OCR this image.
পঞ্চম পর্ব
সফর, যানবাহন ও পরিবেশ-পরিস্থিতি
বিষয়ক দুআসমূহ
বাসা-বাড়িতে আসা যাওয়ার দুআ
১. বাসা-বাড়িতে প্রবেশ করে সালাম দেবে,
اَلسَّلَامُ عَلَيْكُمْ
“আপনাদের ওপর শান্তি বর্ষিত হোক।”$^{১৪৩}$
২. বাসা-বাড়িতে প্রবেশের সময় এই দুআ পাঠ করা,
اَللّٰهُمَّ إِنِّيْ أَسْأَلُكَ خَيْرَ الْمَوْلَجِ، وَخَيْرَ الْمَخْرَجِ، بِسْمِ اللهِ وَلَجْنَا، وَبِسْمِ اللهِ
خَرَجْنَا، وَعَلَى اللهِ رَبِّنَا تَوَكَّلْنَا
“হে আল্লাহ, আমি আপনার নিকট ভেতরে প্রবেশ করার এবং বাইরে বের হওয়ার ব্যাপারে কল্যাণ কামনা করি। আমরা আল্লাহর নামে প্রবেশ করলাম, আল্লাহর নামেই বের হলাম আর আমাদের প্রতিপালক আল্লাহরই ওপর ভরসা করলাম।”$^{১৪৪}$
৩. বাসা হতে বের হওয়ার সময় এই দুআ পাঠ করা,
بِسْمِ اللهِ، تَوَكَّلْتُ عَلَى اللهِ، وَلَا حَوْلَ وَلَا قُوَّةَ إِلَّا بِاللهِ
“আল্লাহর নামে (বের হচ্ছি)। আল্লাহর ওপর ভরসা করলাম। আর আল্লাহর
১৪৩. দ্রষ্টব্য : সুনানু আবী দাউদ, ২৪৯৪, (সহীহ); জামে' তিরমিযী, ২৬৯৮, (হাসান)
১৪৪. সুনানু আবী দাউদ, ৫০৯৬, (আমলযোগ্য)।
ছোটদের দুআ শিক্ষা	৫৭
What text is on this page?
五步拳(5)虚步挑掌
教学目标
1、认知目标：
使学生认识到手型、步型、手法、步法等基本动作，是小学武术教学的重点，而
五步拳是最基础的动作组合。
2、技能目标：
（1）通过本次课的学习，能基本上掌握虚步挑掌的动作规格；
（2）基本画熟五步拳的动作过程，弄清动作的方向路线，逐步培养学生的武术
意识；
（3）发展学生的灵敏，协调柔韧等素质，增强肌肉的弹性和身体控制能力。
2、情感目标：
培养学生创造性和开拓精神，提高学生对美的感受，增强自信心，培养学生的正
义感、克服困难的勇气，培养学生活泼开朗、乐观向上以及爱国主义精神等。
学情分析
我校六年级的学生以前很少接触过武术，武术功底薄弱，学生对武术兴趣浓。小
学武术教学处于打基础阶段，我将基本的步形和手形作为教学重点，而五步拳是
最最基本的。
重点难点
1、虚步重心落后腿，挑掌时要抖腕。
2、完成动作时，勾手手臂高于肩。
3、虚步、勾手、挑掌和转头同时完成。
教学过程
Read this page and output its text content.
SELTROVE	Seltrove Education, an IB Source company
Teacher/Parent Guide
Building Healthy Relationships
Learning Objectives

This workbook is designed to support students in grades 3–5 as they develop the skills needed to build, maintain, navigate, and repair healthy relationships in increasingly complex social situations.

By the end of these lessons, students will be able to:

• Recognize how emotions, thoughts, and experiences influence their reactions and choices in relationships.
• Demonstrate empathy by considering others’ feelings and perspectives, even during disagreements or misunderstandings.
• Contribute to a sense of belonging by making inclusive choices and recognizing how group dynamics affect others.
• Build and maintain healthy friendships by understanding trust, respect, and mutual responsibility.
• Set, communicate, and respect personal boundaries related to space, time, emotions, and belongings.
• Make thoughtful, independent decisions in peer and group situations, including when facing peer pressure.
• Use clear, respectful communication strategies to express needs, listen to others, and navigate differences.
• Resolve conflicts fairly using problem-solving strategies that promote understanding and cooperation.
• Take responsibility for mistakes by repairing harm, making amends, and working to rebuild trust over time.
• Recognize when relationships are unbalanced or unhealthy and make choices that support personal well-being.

• • • • •

The records above need to be transcribed in full. Keep every character unchanged.

OCR this image.
পঞ্চম পর্ব
সফর, যানবাহন ও পরিবেশ-পরিস্থিতি
বিষয়ক দুআসমূহ
বাসা-বাড়িতে আসা যাওয়ার দুআ
১. বাসা-বাড়িতে প্রবেশ করে সালাম দেবে,
اَلسَّلَامُ عَلَيْكُمْ
“আপনাদের ওপর শান্তি বর্ষিত হোক।”$^{১৪৩}$
২. বাসা-বাড়িতে প্রবেশের সময় এই দুআ পাঠ করা,
اَللّٰهُمَّ إِنِّيْ أَسْأَلُكَ خَيْرَ الْمَوْلَجِ، وَخَيْرَ الْمَخْرَجِ، بِسْمِ اللهِ وَلَجْنَا، وَبِسْمِ اللهِ
خَرَجْنَا، وَعَلَى اللهِ رَبِّنَا تَوَكَّلْنَا
“হে আল্লাহ, আমি আপনার নিকট ভেতরে প্রবেশ করার এবং বাইরে বের হওয়ার ব্যাপারে কল্যাণ কামনা করি। আমরা আল্লাহর নামে প্রবেশ করলাম, আল্লাহর নামেই বের হলাম আর আমাদের প্রতিপালক আল্লাহরই ওপর ভরসা করলাম।”$^{১৪৪}$
৩. বাসা হতে বের হওয়ার সময় এই দুআ পাঠ করা,
بِسْمِ اللهِ، تَوَكَّلْتُ عَلَى اللهِ، وَلَا حَوْلَ وَلَا قُوَّةَ إِلَّا بِاللهِ
“আল্লাহর নামে (বের হচ্ছি)। আল্লাহর ওপর ভরসা করলাম। আর আল্লাহর
১৪৩. দ্রষ্টব্য : সুনানু আবী দাউদ, ২৪৯৪, (সহীহ); জামে' তিরমিযী, ২৬৯৮, (হাসান)
১৪৪. সুনানু আবী দাউদ, ৫০৯৬, (আমলযোগ্য)।
ছোটদের দুআ শিক্ষা	৫৭
What text is on this page?
五步拳(5)虚步挑掌
教学目标
1、认知目标：
使学生认识到手型、步型、手法、步法等基本动作，是小学武术教学的重点，而
五步拳是最基础的动作组合。
2、技能目标：
（1）通过本次课的学习，能基本上掌握虚步挑掌的动作规格；
（2）基本画熟五步拳的动作过程，弄清动作的方向路线，逐步培养学生的武术
意识；
（3）发展学生的灵敏，协调柔韧等素质，增强肌肉的弹性和身体控制能力。
2、情感目标：
培养学生创造性和开拓精神，提高学生对美的感受，增强自信心，培养学生的正
义感、克服困难的勇气，培养学生活泼开朗、乐观向上以及爱国主义精神等。
学情分析
我校六年级的学生以前很少接触过武术，武术功底薄弱，学生对武术兴趣浓。小
学武术教学处于打基础阶段，我将基本的步形和手形作为教学重点，而五步拳是
最最基本的。
重点难点
1、虚步重心落后腿，挑掌时要抖腕。
2、完成动作时，勾手手臂高于肩。
3、虚步、勾手、挑掌和转头同时完成。
教学过程
Read this page and output its text content.
SELTROVE	Seltrove Education, an IB Source company
Teacher/Parent Guide
Building Healthy Relationships
Learning Objectives

This workbook is designed to support students in grades 3–5 as they develop the skills needed to build, maintain, navigate, and repair healthy relationships in increasingly complex social situations.

By the end of these lessons, students will be able to:

• Recognize how emotions, thoughts, and experiences influence their reactions and choices in relationships.
• Demonstrate empathy by considering others’ feelings and perspectives, even during disagreements or misunderstandings.
• Contribute to a sense of belonging by making inclusive choices and recognizing how group dynamics affect others.
• Build and maintain healthy friendships by understanding trust, respect, and mutual responsibility.
• Set, communicate, and respect personal boundaries related to space, time, emotions, and belongings.
• Make thoughtful, independent decisions in peer and group situations, including when facing peer pressure.
• Use clear, respectful communication strategies to express needs, listen to others, and navigate differences.
• Resolve conflicts fairly using problem-solving strategies that promote understanding and cooperation.
• Take responsibility for mistakes by repairing harm, making amends, and working to rebuild trust over time.
• Recognize when relationships are unbalanced or unhealthy and make choices that support personal well-being.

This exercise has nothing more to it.